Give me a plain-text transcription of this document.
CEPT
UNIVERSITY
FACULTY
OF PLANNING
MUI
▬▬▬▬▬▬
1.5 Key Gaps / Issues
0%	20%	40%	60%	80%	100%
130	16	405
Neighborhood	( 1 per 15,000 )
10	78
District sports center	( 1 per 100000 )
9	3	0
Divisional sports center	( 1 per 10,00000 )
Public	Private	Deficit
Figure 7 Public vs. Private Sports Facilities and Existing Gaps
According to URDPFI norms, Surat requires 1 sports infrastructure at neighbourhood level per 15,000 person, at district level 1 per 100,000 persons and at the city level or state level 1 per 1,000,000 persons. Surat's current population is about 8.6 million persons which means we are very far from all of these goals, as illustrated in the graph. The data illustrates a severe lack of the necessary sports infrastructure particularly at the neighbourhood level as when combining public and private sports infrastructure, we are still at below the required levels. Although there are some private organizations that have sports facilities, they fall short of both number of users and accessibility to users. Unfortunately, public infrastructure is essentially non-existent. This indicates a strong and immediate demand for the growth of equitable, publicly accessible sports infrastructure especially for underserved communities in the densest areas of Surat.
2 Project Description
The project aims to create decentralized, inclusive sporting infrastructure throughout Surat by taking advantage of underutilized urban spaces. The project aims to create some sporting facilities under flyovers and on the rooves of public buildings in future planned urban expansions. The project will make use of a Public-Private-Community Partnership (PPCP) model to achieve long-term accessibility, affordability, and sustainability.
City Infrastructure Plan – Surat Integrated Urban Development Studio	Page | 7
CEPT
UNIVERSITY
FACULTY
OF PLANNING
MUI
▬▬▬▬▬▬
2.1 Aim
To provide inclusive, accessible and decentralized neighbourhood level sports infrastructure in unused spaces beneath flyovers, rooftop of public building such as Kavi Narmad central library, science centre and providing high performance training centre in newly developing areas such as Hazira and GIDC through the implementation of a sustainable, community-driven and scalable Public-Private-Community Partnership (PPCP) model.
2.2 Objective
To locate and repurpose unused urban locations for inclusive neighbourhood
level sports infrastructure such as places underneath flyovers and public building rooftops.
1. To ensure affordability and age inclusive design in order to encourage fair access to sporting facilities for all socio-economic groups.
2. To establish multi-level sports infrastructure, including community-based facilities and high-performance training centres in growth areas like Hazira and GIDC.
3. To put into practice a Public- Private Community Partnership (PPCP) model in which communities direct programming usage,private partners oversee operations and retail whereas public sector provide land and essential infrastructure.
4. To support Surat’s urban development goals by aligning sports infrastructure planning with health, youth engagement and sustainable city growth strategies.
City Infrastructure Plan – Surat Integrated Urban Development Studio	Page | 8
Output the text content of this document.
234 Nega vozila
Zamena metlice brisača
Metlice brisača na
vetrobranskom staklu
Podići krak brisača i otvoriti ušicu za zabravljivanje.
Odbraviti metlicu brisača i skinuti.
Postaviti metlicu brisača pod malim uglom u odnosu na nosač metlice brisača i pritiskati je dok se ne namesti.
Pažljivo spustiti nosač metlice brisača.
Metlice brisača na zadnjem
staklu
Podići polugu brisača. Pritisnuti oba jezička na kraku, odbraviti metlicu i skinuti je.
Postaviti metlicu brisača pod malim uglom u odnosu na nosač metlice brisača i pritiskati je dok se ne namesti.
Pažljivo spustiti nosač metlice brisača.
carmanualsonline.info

——————

**INSTRUCTION:** Extract all the entries word for word.

**EXPECTED ANSWER:**
Give me a plain-text transcription of this document.
CEPT
UNIVERSITY
FACULTY
OF PLANNING
MUI
▬▬▬▬▬▬
1.5 Key Gaps / Issues
0%	20%	40%	60%	80%	100%
130	16	405
Neighborhood	( 1 per 15,000 )
10	78
District sports center	( 1 per 100000 )
9	3	0
Divisional sports center	( 1 per 10,00000 )
Public	Private	Deficit
Figure 7 Public vs. Private Sports Facilities and Existing Gaps
According to URDPFI norms, Surat requires 1 sports infrastructure at neighbourhood level per 15,000 person, at district level 1 per 100,000 persons and at the city level or state level 1 per 1,000,000 persons. Surat's current population is about 8.6 million persons which means we are very far from all of these goals, as illustrated in the graph. The data illustrates a severe lack of the necessary sports infrastructure particularly at the neighbourhood level as when combining public and private sports infrastructure, we are still at below the required levels. Although there are some private organizations that have sports facilities, they fall short of both number of users and accessibility to users. Unfortunately, public infrastructure is essentially non-existent. This indicates a strong and immediate demand for the growth of equitable, publicly accessible sports infrastructure especially for underserved communities in the densest areas of Surat.
2 Project Description
The project aims to create decentralized, inclusive sporting infrastructure throughout Surat by taking advantage of underutilized urban spaces. The project aims to create some sporting facilities under flyovers and on the rooves of public buildings in future planned urban expansions. The project will make use of a Public-Private-Community Partnership (PPCP) model to achieve long-term accessibility, affordability, and sustainability.
City Infrastructure Plan – Surat Integrated Urban Development Studio	Page | 7
CEPT
UNIVERSITY
FACULTY
OF PLANNING
MUI
▬▬▬▬▬▬
2.1 Aim
To provide inclusive, accessible and decentralized neighbourhood level sports infrastructure in unused spaces beneath flyovers, rooftop of public building such as Kavi Narmad central library, science centre and providing high performance training centre in newly developing areas such as Hazira and GIDC through the implementation of a sustainable, community-driven and scalable Public-Private-Community Partnership (PPCP) model.
2.2 Objective
To locate and repurpose unused urban locations for inclusive neighbourhood
level sports infrastructure such as places underneath flyovers and public building rooftops.
1. To ensure affordability and age inclusive design in order to encourage fair access to sporting facilities for all socio-economic groups.
2. To establish multi-level sports infrastructure, including community-based facilities and high-performance training centres in growth areas like Hazira and GIDC.
3. To put into practice a Public- Private Community Partnership (PPCP) model in which communities direct programming usage,private partners oversee operations and retail whereas public sector provide land and essential infrastructure.
4. To support Surat’s urban development goals by aligning sports infrastructure planning with health, youth engagement and sustainable city growth strategies.
City Infrastructure Plan – Surat Integrated Urban Development Studio	Page | 8
Output the text content of this document.
234 Nega vozila
Zamena metlice brisača
Metlice brisača na
vetrobranskom staklu
Podići krak brisača i otvoriti ušicu za zabravljivanje.
Odbraviti metlicu brisača i skinuti.
Postaviti metlicu brisača pod malim uglom u odnosu na nosač metlice brisača i pritiskati je dok se ne namesti.
Pažljivo spustiti nosač metlice brisača.
Metlice brisača na zadnjem
staklu
Podići polugu brisača. Pritisnuti oba jezička na kraku, odbraviti metlicu i skinuti je.
Postaviti metlicu brisača pod malim uglom u odnosu na nosač metlice brisača i pritiskati je dok se ne namesti.
Pažljivo spustiti nosač metlice brisača.
carmanualsonline.info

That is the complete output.